------ RECORDS PROVIDED
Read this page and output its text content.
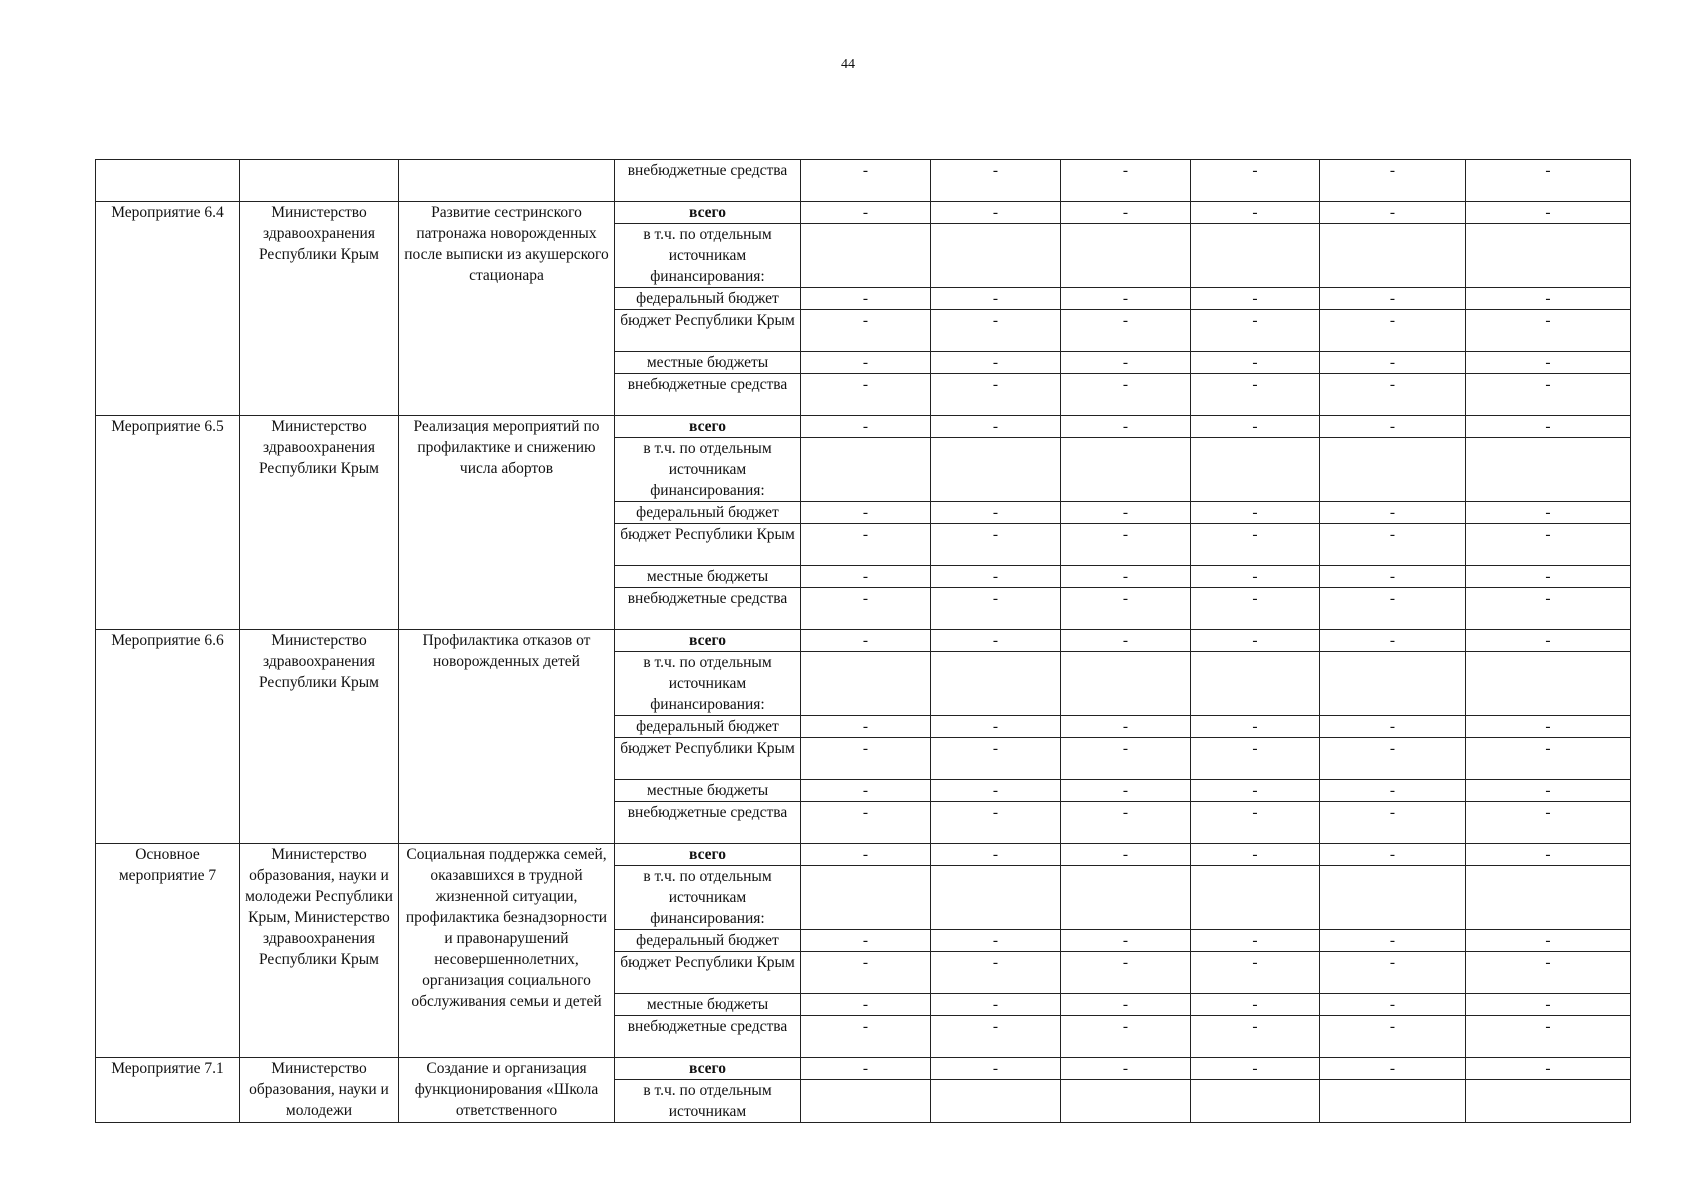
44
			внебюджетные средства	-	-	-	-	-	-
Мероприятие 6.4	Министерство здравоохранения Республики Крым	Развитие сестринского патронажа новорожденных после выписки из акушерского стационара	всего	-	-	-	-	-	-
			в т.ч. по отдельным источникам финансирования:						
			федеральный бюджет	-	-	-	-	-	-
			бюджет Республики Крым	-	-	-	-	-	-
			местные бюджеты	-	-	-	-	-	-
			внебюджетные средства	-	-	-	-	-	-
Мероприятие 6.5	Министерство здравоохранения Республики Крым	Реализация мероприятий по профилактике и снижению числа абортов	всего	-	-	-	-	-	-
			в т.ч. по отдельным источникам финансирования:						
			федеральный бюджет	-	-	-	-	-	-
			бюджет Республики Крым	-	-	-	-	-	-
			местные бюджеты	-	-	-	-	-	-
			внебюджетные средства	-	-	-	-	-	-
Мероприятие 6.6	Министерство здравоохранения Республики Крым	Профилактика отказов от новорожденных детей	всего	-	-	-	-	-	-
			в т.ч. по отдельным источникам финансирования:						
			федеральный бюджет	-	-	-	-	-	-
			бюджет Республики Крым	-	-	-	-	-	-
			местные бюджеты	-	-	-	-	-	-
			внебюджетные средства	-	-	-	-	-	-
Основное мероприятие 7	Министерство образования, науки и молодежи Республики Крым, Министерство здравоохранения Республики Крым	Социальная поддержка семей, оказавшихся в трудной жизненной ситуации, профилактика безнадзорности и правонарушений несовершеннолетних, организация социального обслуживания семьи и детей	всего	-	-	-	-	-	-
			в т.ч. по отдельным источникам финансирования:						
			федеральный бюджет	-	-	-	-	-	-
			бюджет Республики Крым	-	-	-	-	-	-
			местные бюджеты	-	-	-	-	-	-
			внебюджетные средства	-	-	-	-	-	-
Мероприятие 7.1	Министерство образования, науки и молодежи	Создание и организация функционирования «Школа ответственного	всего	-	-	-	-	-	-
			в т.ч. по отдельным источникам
------------
Check each line above for the word "всего", and copy the lines where it appears.

**FINAL RESULT**
Мероприятие 6.4	Министерство здравоохранения Республики Крым	Развитие сестринского патронажа новорожденных после выписки из акушерского стационара	всего	-	-	-	-	-	-
Мероприятие 6.5	Министерство здравоохранения Республики Крым	Реализация мероприятий по профилактике и снижению числа абортов	всего	-	-	-	-	-	-
Мероприятие 6.6	Министерство здравоохранения Республики Крым	Профилактика отказов от новорожденных детей	всего	-	-	-	-	-	-
Основное мероприятие 7	Министерство образования, науки и молодежи Республики Крым, Министерство здравоохранения Республики Крым	Социальная поддержка семей, оказавшихся в трудной жизненной ситуации, профилактика безнадзорности и правонарушений несовершеннолетних, организация социального обслуживания семьи и детей	всего	-	-	-	-	-	-
Мероприятие 7.1	Министерство образования, науки и молодежи	Создание и организация функционирования «Школа ответственного	всего	-	-	-	-	-	-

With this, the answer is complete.